● What you will do:
Filter the lines below, copying only those with the string "claimant".

[Data excerpts]
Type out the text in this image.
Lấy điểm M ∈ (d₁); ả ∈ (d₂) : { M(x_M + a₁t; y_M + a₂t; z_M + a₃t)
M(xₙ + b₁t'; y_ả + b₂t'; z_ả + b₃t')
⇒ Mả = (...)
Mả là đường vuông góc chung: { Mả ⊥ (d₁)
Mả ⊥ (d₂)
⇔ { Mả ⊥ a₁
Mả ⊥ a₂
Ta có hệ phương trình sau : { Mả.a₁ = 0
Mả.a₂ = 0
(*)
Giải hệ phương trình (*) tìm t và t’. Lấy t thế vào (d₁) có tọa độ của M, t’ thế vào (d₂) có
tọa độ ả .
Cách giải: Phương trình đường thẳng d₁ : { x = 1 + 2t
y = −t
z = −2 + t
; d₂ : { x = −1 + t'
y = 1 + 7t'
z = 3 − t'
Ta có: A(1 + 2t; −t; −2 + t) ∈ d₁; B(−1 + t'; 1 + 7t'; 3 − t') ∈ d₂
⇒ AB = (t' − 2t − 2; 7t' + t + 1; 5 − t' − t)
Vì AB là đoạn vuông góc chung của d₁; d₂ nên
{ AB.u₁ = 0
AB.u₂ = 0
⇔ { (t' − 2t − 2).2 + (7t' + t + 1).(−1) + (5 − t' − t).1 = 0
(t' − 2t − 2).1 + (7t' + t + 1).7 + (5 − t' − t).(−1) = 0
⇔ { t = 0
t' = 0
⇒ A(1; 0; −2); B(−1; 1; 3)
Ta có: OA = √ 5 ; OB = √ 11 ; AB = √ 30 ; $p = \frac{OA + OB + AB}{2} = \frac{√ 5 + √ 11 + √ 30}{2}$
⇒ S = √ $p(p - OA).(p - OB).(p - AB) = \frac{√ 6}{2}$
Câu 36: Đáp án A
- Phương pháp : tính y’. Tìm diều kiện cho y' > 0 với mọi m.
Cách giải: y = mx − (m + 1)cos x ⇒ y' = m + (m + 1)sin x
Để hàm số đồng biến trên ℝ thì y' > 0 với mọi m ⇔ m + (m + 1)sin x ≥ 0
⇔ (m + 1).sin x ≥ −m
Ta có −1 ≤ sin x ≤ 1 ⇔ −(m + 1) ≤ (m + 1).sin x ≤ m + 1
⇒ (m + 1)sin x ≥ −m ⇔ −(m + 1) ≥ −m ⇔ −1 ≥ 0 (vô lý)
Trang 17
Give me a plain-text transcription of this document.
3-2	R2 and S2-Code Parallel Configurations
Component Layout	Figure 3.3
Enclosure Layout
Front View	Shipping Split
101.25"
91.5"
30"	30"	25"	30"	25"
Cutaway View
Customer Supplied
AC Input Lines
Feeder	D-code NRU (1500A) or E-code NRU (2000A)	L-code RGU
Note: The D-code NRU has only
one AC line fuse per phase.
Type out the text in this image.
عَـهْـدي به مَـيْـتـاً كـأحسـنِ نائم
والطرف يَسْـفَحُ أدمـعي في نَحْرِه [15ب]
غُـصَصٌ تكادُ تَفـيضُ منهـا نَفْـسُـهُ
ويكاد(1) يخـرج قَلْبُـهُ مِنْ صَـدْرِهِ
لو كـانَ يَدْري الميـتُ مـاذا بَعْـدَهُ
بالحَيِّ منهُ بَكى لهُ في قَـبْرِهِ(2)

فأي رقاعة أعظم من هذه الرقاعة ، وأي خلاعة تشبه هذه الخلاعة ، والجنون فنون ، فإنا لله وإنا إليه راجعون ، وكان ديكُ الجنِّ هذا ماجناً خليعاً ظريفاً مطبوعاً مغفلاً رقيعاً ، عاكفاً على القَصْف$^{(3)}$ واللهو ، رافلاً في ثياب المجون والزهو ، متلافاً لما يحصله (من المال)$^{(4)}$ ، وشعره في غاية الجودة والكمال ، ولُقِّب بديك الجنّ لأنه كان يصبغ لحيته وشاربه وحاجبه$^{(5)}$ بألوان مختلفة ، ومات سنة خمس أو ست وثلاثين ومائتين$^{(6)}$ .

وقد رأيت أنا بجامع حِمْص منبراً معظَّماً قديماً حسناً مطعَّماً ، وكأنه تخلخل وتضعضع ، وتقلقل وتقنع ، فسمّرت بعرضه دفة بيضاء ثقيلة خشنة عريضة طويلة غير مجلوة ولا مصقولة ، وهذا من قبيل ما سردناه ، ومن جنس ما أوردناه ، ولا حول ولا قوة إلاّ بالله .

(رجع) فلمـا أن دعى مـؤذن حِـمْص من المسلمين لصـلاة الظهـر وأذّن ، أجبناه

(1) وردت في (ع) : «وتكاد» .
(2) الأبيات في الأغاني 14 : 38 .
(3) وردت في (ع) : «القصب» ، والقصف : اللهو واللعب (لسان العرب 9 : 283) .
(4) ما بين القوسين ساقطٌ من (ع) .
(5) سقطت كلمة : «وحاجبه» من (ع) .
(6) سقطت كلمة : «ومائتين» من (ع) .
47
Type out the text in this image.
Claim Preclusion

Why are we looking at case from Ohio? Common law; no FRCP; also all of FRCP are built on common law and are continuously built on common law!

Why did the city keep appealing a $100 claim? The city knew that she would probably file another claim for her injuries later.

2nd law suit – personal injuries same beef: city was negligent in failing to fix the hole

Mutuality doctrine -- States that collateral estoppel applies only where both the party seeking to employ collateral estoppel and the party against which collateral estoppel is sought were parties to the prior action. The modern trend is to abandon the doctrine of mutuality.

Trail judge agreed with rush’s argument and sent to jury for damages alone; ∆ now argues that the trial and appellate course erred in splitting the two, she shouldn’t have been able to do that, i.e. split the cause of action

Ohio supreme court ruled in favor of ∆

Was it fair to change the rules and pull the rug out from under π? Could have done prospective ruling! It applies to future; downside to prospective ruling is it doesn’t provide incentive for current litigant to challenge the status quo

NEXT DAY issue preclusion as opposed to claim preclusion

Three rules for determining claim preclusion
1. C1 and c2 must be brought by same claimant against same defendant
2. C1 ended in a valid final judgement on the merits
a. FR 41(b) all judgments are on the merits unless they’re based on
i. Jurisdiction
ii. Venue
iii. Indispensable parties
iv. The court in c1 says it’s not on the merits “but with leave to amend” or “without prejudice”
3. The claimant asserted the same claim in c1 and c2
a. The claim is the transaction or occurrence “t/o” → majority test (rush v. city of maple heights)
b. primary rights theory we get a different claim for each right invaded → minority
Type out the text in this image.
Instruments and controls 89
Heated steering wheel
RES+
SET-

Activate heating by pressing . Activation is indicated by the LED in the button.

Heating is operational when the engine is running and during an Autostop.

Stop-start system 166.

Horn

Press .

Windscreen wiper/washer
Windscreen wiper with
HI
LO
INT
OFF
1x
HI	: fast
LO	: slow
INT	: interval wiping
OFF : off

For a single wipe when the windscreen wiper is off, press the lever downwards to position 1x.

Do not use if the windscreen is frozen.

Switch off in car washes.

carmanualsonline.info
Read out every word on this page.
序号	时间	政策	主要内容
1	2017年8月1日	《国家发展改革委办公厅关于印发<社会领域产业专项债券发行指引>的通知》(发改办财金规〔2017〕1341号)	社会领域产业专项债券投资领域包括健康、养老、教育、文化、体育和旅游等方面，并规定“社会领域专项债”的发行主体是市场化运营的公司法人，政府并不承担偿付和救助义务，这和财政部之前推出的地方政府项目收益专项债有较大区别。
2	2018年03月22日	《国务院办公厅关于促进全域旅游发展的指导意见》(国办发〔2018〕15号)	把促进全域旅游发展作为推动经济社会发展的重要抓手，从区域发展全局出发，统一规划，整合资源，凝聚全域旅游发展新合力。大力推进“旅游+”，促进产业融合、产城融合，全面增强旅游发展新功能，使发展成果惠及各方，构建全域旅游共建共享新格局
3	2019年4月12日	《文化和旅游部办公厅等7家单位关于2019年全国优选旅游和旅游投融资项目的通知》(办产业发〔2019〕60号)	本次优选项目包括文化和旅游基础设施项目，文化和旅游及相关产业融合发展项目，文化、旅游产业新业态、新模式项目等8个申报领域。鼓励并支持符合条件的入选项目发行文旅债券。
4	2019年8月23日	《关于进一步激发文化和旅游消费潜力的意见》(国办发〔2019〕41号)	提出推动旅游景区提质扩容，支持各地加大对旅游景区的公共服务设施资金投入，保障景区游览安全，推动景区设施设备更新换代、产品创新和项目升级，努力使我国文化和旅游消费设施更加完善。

● Solution to the problem:
1. C1 and c2 must be brought by same claimant against same defendant
3. The claimant asserted the same claim in c1 and c2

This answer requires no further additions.